◆ DIRECTIVE
Each entry below is to be written out exactly, and the pictures are to be left out.

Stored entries
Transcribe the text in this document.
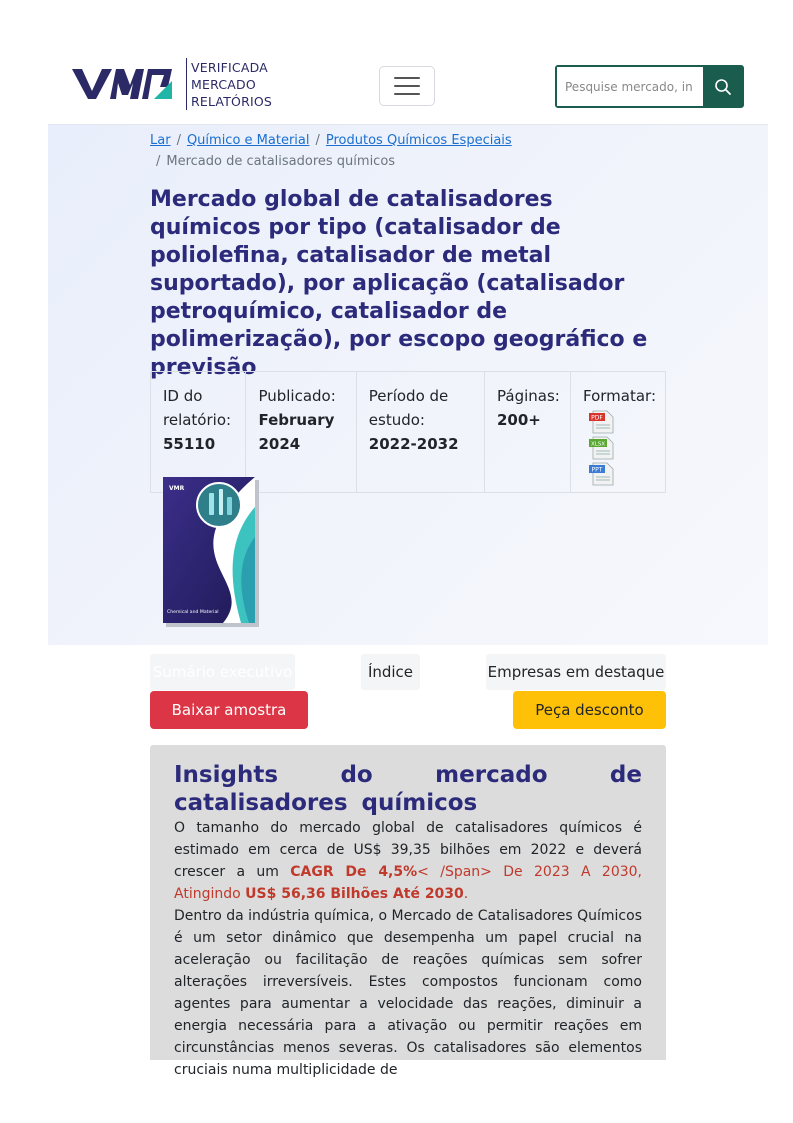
VERIFICADA
MERCADO
RELATÓRIOS
Pesquise mercado, in
Lar / Químico e Material / Produtos Químicos Especiais
/ Mercado de catalisadores químicos
Mercado global de catalisadores químicos por tipo (catalisador de poliolefina, catalisador de metal suportado), por aplicação (catalisador petroquímico, catalisador de polimerização), por escopo geográfico e previsão
ID do relatório:
55110
Publicado:
February 2024
Período de estudo: 2022-2032
Páginas:
200+
Formatar:
PDF
XLSX
PPT
VMR
Chemical and Material
Sumário executivo	Índice	Empresas em destaque
Baixar amostra	Peça desconto
Insights do mercado de catalisadores químicos

O tamanho do mercado global de catalisadores químicos é estimado em cerca de US$ 39,35 bilhões em 2022 e deverá crescer a um CAGR De 4,5%< /Span> De 2023 A 2030, Atingindo US$ 56,36 Bilhões Até 2030.

Dentro da indústria química, o Mercado de Catalisadores Químicos é um setor dinâmico que desempenha um papel crucial na aceleração ou facilitação de reações químicas sem sofrer alterações irreversíveis. Estes compostos funcionam como agentes para aumentar a velocidade das reações, diminuir a energia necessária para a ativação ou permitir reações em circunstâncias menos severas. Os catalisadores são elementos cruciais numa multiplicidade de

◆ SOLVED PROBLEM
Transcribe the text in this document.
VERIFICADA
MERCADO
RELATÓRIOS
Pesquise mercado, in
Lar / Químico e Material / Produtos Químicos Especiais
/ Mercado de catalisadores químicos
Mercado global de catalisadores químicos por tipo (catalisador de poliolefina, catalisador de metal suportado), por aplicação (catalisador petroquímico, catalisador de polimerização), por escopo geográfico e previsão
ID do relatório:
55110
Publicado:
February 2024
Período de estudo: 2022-2032
Páginas:
200+
Formatar:
PDF
XLSX
PPT
VMR
Chemical and Material
Sumário executivo	Índice	Empresas em destaque
Baixar amostra	Peça desconto
Insights do mercado de catalisadores químicos

O tamanho do mercado global de catalisadores químicos é estimado em cerca de US$ 39,35 bilhões em 2022 e deverá crescer a um CAGR De 4,5%< /Span> De 2023 A 2030, Atingindo US$ 56,36 Bilhões Até 2030.

Dentro da indústria química, o Mercado de Catalisadores Químicos é um setor dinâmico que desempenha um papel crucial na aceleração ou facilitação de reações químicas sem sofrer alterações irreversíveis. Estes compostos funcionam como agentes para aumentar a velocidade das reações, diminuir a energia necessária para a ativação ou permitir reações em circunstâncias menos severas. Os catalisadores são elementos cruciais numa multiplicidade de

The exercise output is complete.